_Selected extract:_
What is it about snakes that so occupies our thoughts?
Why for instances, do you buy lollies in the shape of snakes and love eating them? Is this our way of having some control over our lives when (according to today’s paper) we live in a country where Australia is home to the world’s top 11 most venomous snakes?
I have found evidence online today to refute this fact called “Australia’s venomous snakes: The Modern Myth or Are you a Man or a Mouse?” Don’t you love that last bit? Here is the link to a very thought-provoking article. which says the only proof we have that Australian snakes are so venomous is based on evidence from killing mice! You might like to read it on this link: http://members.iinet.net.au/~bush/myth.html
Another interesting thing concerning snakes, is the game we loved to play as children: Snakes and Ladders. You go up the ladders and down the snakes. As if that is something we would all like to do in reality? Yes, we do go up ladders but do we ever consider that we actually COULD slide down snakes? Who would think up this sort of game? Or perhaps it is like our 82-year-old friend Shirley who keeps the wooden snakes on her Lounge Room floor to stop her fearing snakes?
Throughout history, snakes have been revered (and feared) as somewhat mystical. There are even times, when the poor snake is depicted as the Devil. If you remember in the Mel Gibson’s movie “The Passion of the Christ” a snake appears as the devil to tempt Jesus when he is in the garden praying about the crucifixion that is to come.
This morning a friend in America sent me a message about unwanted animals in the garden: “… it brought back a memory of a stranger in my garden, years ago, as I was opening a bedroom window, I looked down and saw a top half of a frog with a snake bottom – I was so confused, then realized it was a snake eating a frog! YUK!!!””
This reminded me of a story on the news not so long ago, when a huge python snake wrapped itself around a small boy in Brisbane trying to crush him in order to devour him; luckily some humans pulled the python off the boy in time.
Another story involved our daughter-in-law who come home one day and found a large python snake having a snooze on her bed! She went into panic and called a male neighbour (why do we always call ‘males’ for this job; is it the testosterone you need perhaps?) to come and get it. Needless to say, she took action to prevent it ever happening again!
As I mentioned yesterday on my blog, we have had many visits from snakes over the 37 years we have lived in this house but since we lost our bush and the area has become suburbia,we very rarely see snakes.
However, this was not the case in 1979 when we had not been here long and had no security screens on our sliding front doors. In the summer it gets very hot here in the sub-tropics hence the doors would be open to catch some breeze.

_Objective:_ Reproduce verbatim the portion of the snake blog post that begins at the words "Another story involved" and stops after "rarely see snakes.".

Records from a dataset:
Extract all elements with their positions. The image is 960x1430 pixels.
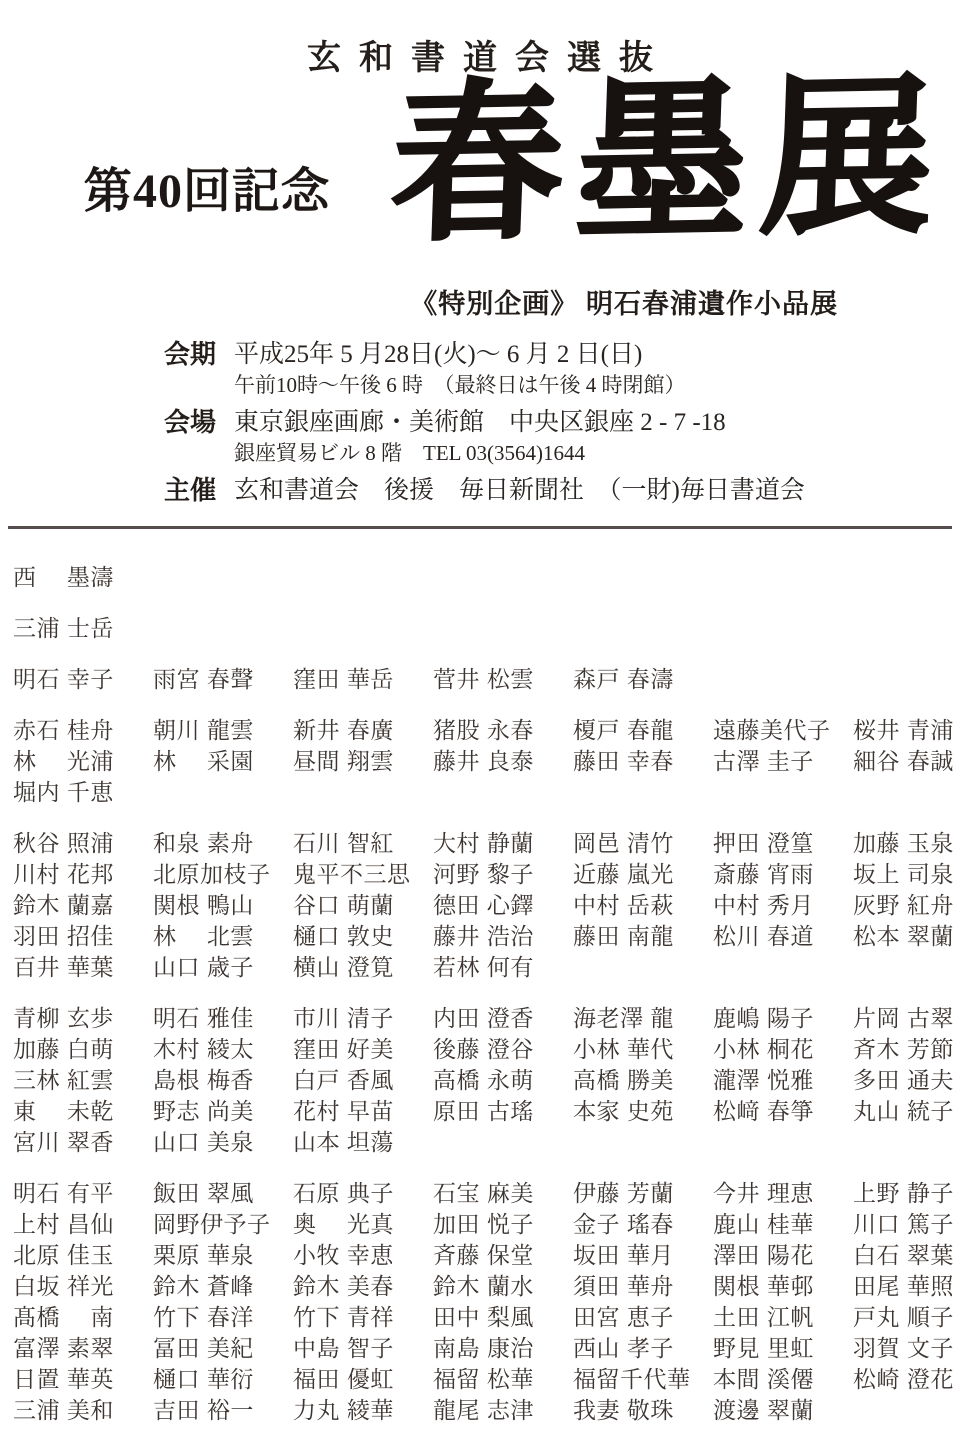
person-name: 灰野 紅舟 bbox=[853, 892, 954, 918]
name-group bbox=[13, 715, 960, 808]
person-name: 河野 黎子 bbox=[433, 861, 534, 887]
person-name: 德田 心鐸 bbox=[433, 892, 534, 918]
name-row bbox=[13, 777, 960, 808]
person-name: 山本 坦蕩 bbox=[293, 1129, 394, 1155]
person-name: 石宝 麻美 bbox=[433, 1180, 534, 1206]
person-name: 瀧澤 悦雅 bbox=[713, 1067, 814, 1093]
person-name: 斎藤 宵雨 bbox=[713, 861, 814, 887]
person-name: 高橋 勝美 bbox=[573, 1067, 674, 1093]
person-name: 力丸 綾華 bbox=[293, 1397, 394, 1423]
person-name: 小牧 幸恵 bbox=[293, 1242, 394, 1268]
person-name: 三浦 士岳 bbox=[13, 615, 114, 641]
person-name: 藤井 良泰 bbox=[433, 748, 534, 774]
person-name: 金子 瑤春 bbox=[573, 1211, 674, 1237]
exhibition-info bbox=[164, 340, 960, 506]
person-name: 石原 典子 bbox=[293, 1180, 394, 1206]
name-row bbox=[13, 664, 960, 695]
person-name: 石川 智紅 bbox=[293, 830, 394, 856]
person-name: 古澤 圭子 bbox=[713, 748, 814, 774]
name-row bbox=[13, 1395, 960, 1426]
person-name: 窪田 好美 bbox=[293, 1036, 394, 1062]
person-name: 猪股 永春 bbox=[433, 717, 534, 743]
person-name: 北原加枝子 bbox=[153, 861, 271, 887]
person-name: 樋口 敦史 bbox=[293, 923, 394, 949]
person-name: 林 采園 bbox=[153, 748, 254, 774]
person-name: 菅井 松雲 bbox=[433, 666, 534, 692]
name-row bbox=[13, 1127, 960, 1158]
person-name: 飯田 翠風 bbox=[153, 1180, 254, 1206]
person-name: 本家 史苑 bbox=[573, 1098, 674, 1124]
person-name: 和泉 素舟 bbox=[153, 830, 254, 856]
name-group bbox=[13, 664, 960, 695]
person-name: 日置 華英 bbox=[13, 1366, 114, 1392]
organizer-label: 主催 bbox=[164, 476, 217, 505]
info-row-venue bbox=[164, 408, 960, 438]
name-row bbox=[13, 1364, 960, 1395]
person-name: 鈴木 蘭水 bbox=[433, 1273, 534, 1299]
person-name: 明石 幸子 bbox=[13, 666, 114, 692]
name-row bbox=[13, 746, 960, 777]
person-name: 明石 雅佳 bbox=[153, 1005, 254, 1031]
exhibition-title-calligraphy: 春墨展 bbox=[388, 63, 948, 263]
person-name: 冨田 美紀 bbox=[153, 1335, 254, 1361]
venue-label: 会場 bbox=[164, 408, 217, 437]
name-row bbox=[13, 1096, 960, 1127]
person-name: 木村 綾太 bbox=[153, 1036, 254, 1062]
person-name: 後藤 澄谷 bbox=[433, 1036, 534, 1062]
person-name: 西山 孝子 bbox=[573, 1335, 674, 1361]
person-name: 田中 梨風 bbox=[433, 1304, 534, 1330]
person-name: 明石 有平 bbox=[13, 1180, 114, 1206]
special-feature-subtitle: 《特別企画》 明石春浦遺作小品展 bbox=[410, 289, 838, 319]
person-name: 片岡 古翠 bbox=[853, 1005, 954, 1031]
person-name: 秋谷 照浦 bbox=[13, 830, 114, 856]
person-name: 鬼平不三思 bbox=[293, 861, 411, 887]
person-name: 羽田 招佳 bbox=[13, 923, 114, 949]
person-name: 西 墨濤 bbox=[13, 564, 114, 590]
person-name: 本間 溪僊 bbox=[713, 1366, 814, 1392]
person-name: 川村 花邦 bbox=[13, 861, 114, 887]
person-name: 東 未乾 bbox=[13, 1098, 114, 1124]
person-name: 鈴木 蒼峰 bbox=[153, 1273, 254, 1299]
person-name: 白戸 香風 bbox=[293, 1067, 394, 1093]
person-name: 岡野伊予子 bbox=[153, 1211, 271, 1237]
person-name: 内田 澄香 bbox=[433, 1005, 534, 1031]
person-name: 福田 優虹 bbox=[293, 1366, 394, 1392]
person-name: 青柳 玄歩 bbox=[13, 1005, 114, 1031]
person-name: 大村 静蘭 bbox=[433, 830, 534, 856]
person-name: 関根 鴨山 bbox=[153, 892, 254, 918]
horizontal-divider bbox=[8, 526, 952, 529]
person-name: 白坂 祥光 bbox=[13, 1273, 114, 1299]
info-row-dates bbox=[164, 340, 960, 370]
person-name: 高橋 永萌 bbox=[433, 1067, 534, 1093]
person-name: 藤田 南龍 bbox=[573, 923, 674, 949]
name-row bbox=[13, 1333, 960, 1364]
name-row bbox=[13, 715, 960, 746]
name-row bbox=[13, 1302, 960, 1333]
person-name: 樋口 華衍 bbox=[153, 1366, 254, 1392]
person-name: 原田 古瑤 bbox=[433, 1098, 534, 1124]
person-name: 吉田 裕一 bbox=[153, 1397, 254, 1423]
person-name: 田宮 恵子 bbox=[573, 1304, 674, 1330]
name-row bbox=[13, 1209, 960, 1240]
person-name: 花村 早苗 bbox=[293, 1098, 394, 1124]
person-name: 松川 春道 bbox=[713, 923, 814, 949]
venue-address-note: 銀座貿易ビル 8 階 TEL 03(3564)1644 bbox=[234, 441, 585, 465]
person-name: 斉木 芳節 bbox=[853, 1036, 954, 1062]
person-name: 福留千代華 bbox=[573, 1366, 691, 1392]
person-name: 百井 華葉 bbox=[13, 954, 114, 980]
person-name: 細谷 春誠 bbox=[853, 748, 954, 774]
person-name: 加田 悦子 bbox=[433, 1211, 534, 1237]
person-name: 奥 光真 bbox=[293, 1211, 394, 1237]
name-row bbox=[13, 562, 960, 593]
organizer-value: 玄和書道会 後援 毎日新聞社 （一財)毎日書道会 bbox=[234, 477, 805, 504]
person-name: 丸山 統子 bbox=[853, 1098, 954, 1124]
person-name: 近藤 嵐光 bbox=[573, 861, 674, 887]
person-name: 上野 静子 bbox=[853, 1180, 954, 1206]
person-name: 遠藤美代子 bbox=[713, 717, 831, 743]
person-name: 坂上 司泉 bbox=[853, 861, 954, 887]
person-name: 新井 春廣 bbox=[293, 717, 394, 743]
person-name: 田尾 華照 bbox=[853, 1273, 954, 1299]
person-name: 松﨑 春箏 bbox=[713, 1098, 814, 1124]
person-name: 福留 松華 bbox=[433, 1366, 534, 1392]
person-name: 谷口 萌蘭 bbox=[293, 892, 394, 918]
person-name: 宮川 翠香 bbox=[13, 1129, 114, 1155]
name-row bbox=[13, 921, 960, 952]
person-name: 栗原 華泉 bbox=[153, 1242, 254, 1268]
person-name: 白石 翠葉 bbox=[853, 1242, 954, 1268]
person-name: 須田 華舟 bbox=[573, 1273, 674, 1299]
person-name: 鹿山 桂華 bbox=[713, 1211, 814, 1237]
person-name: 藤田 幸春 bbox=[573, 748, 674, 774]
person-name: 榎戸 春龍 bbox=[573, 717, 674, 743]
person-name: 鈴木 美春 bbox=[293, 1273, 394, 1299]
name-group bbox=[13, 1178, 960, 1426]
name-group bbox=[13, 828, 960, 983]
person-name: 小林 桐花 bbox=[713, 1036, 814, 1062]
person-name: 今井 理恵 bbox=[713, 1180, 814, 1206]
name-row bbox=[13, 1003, 960, 1034]
person-name: 森戸 春濤 bbox=[573, 666, 674, 692]
person-name: 富澤 素翠 bbox=[13, 1335, 114, 1361]
person-name: 押田 澄篁 bbox=[713, 830, 814, 856]
memorial-edition-label: 第40回記念 bbox=[84, 165, 331, 218]
person-name: 上村 昌仙 bbox=[13, 1211, 114, 1237]
name-row bbox=[13, 1065, 960, 1096]
person-name: 藤井 浩治 bbox=[433, 923, 534, 949]
person-name: 雨宮 春聲 bbox=[153, 666, 254, 692]
person-name: 多田 通夫 bbox=[853, 1067, 954, 1093]
person-name: 窪田 華岳 bbox=[293, 666, 394, 692]
name-group bbox=[13, 562, 960, 593]
person-name: 我妻 敬珠 bbox=[573, 1397, 674, 1423]
person-name: 野見 里虹 bbox=[713, 1335, 814, 1361]
name-row bbox=[13, 1240, 960, 1271]
person-name: 海老澤 龍 bbox=[573, 1005, 674, 1031]
person-name: 髙橋 南 bbox=[13, 1304, 114, 1330]
person-name: 小林 華代 bbox=[573, 1036, 674, 1062]
person-name: 松崎 澄花 bbox=[853, 1366, 954, 1392]
name-row bbox=[13, 859, 960, 890]
name-row bbox=[13, 1178, 960, 1209]
dates-label: 会期 bbox=[164, 340, 217, 369]
person-name: 林 光浦 bbox=[13, 748, 114, 774]
person-name: 坂田 華月 bbox=[573, 1242, 674, 1268]
hours-note: 午前10時～午後 6 時 （最終日は午後 4 時閉館） bbox=[234, 373, 686, 397]
person-name: 林 北雲 bbox=[153, 923, 254, 949]
person-name: 堀内 千恵 bbox=[13, 779, 114, 805]
person-name: 若林 何有 bbox=[433, 954, 534, 980]
person-name: 澤田 陽花 bbox=[713, 1242, 814, 1268]
person-name: 昼間 翔雲 bbox=[293, 748, 394, 774]
person-name: 龍尾 志津 bbox=[433, 1397, 534, 1423]
person-name: 川口 篤子 bbox=[853, 1211, 954, 1237]
person-name: 加藤 白萌 bbox=[13, 1036, 114, 1062]
person-name: 中村 岳萩 bbox=[573, 892, 674, 918]
person-name: 野志 尚美 bbox=[153, 1098, 254, 1124]
person-name: 加藤 玉泉 bbox=[853, 830, 954, 856]
name-row bbox=[13, 1271, 960, 1302]
name-list bbox=[13, 562, 960, 1426]
masthead bbox=[0, 0, 960, 330]
person-name: 岡邑 清竹 bbox=[573, 830, 674, 856]
person-name: 羽賀 文子 bbox=[853, 1335, 954, 1361]
person-name: 市川 清子 bbox=[293, 1005, 394, 1031]
person-name: 三林 紅雲 bbox=[13, 1067, 114, 1093]
venue-value: 東京銀座画廊・美術館 中央区銀座 2 - 7 -18 bbox=[234, 409, 726, 436]
person-name: 渡邊 翠蘭 bbox=[713, 1397, 814, 1423]
info-row-organizer bbox=[164, 476, 960, 506]
person-name: 南島 康治 bbox=[433, 1335, 534, 1361]
person-name: 山口 美泉 bbox=[153, 1129, 254, 1155]
name-group bbox=[13, 613, 960, 644]
person-name: 三浦 美和 bbox=[13, 1397, 114, 1423]
person-name: 関根 華邨 bbox=[713, 1273, 814, 1299]
person-name: 戸丸 順子 bbox=[853, 1304, 954, 1330]
person-name: 赤石 桂舟 bbox=[13, 717, 114, 743]
person-name: 北原 佳玉 bbox=[13, 1242, 114, 1268]
person-name: 鹿嶋 陽子 bbox=[713, 1005, 814, 1031]
name-row bbox=[13, 952, 960, 983]
person-name: 伊藤 芳蘭 bbox=[573, 1180, 674, 1206]
dates-value: 平成25年 5 月28日(火)～ 6 月 2 日(日) bbox=[234, 341, 643, 368]
person-name: 桜井 青浦 bbox=[853, 717, 954, 743]
name-group bbox=[13, 1003, 960, 1158]
person-name: 竹下 青祥 bbox=[293, 1304, 394, 1330]
name-row bbox=[13, 890, 960, 921]
society-selection-heading: 玄和書道会選抜 bbox=[307, 40, 671, 77]
name-row bbox=[13, 1034, 960, 1065]
person-name: 鈴木 蘭嘉 bbox=[13, 892, 114, 918]
person-name: 竹下 春洋 bbox=[153, 1304, 254, 1330]
person-name: 横山 澄筧 bbox=[293, 954, 394, 980]
person-name: 松本 翠蘭 bbox=[853, 923, 954, 949]
name-row bbox=[13, 613, 960, 644]
person-name: 中島 智子 bbox=[293, 1335, 394, 1361]
person-name: 朝川 龍雲 bbox=[153, 717, 254, 743]
name-row bbox=[13, 828, 960, 859]
person-name: 中村 秀月 bbox=[713, 892, 814, 918]
person-name: 斉藤 保堂 bbox=[433, 1242, 534, 1268]
person-name: 山口 歳子 bbox=[153, 954, 254, 980]
person-name: 土田 江帆 bbox=[713, 1304, 814, 1330]
person-name: 島根 梅香 bbox=[153, 1067, 254, 1093]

_Written reply:_
Another story involved our daughter-in-law who come home one day and found a large python snake having a snooze on her bed! She went into panic and called a male neighbour (why do we always call ‘males’ for this job; is it the testosterone you need perhaps?) to come and get it. Needless to say, she took action to prevent it ever happening again!
As I mentioned yesterday on my blog, we have had many visits from snakes over the 37 years we have lived in this house but since we lost our bush and the area has become suburbia,we very rarely see snakes.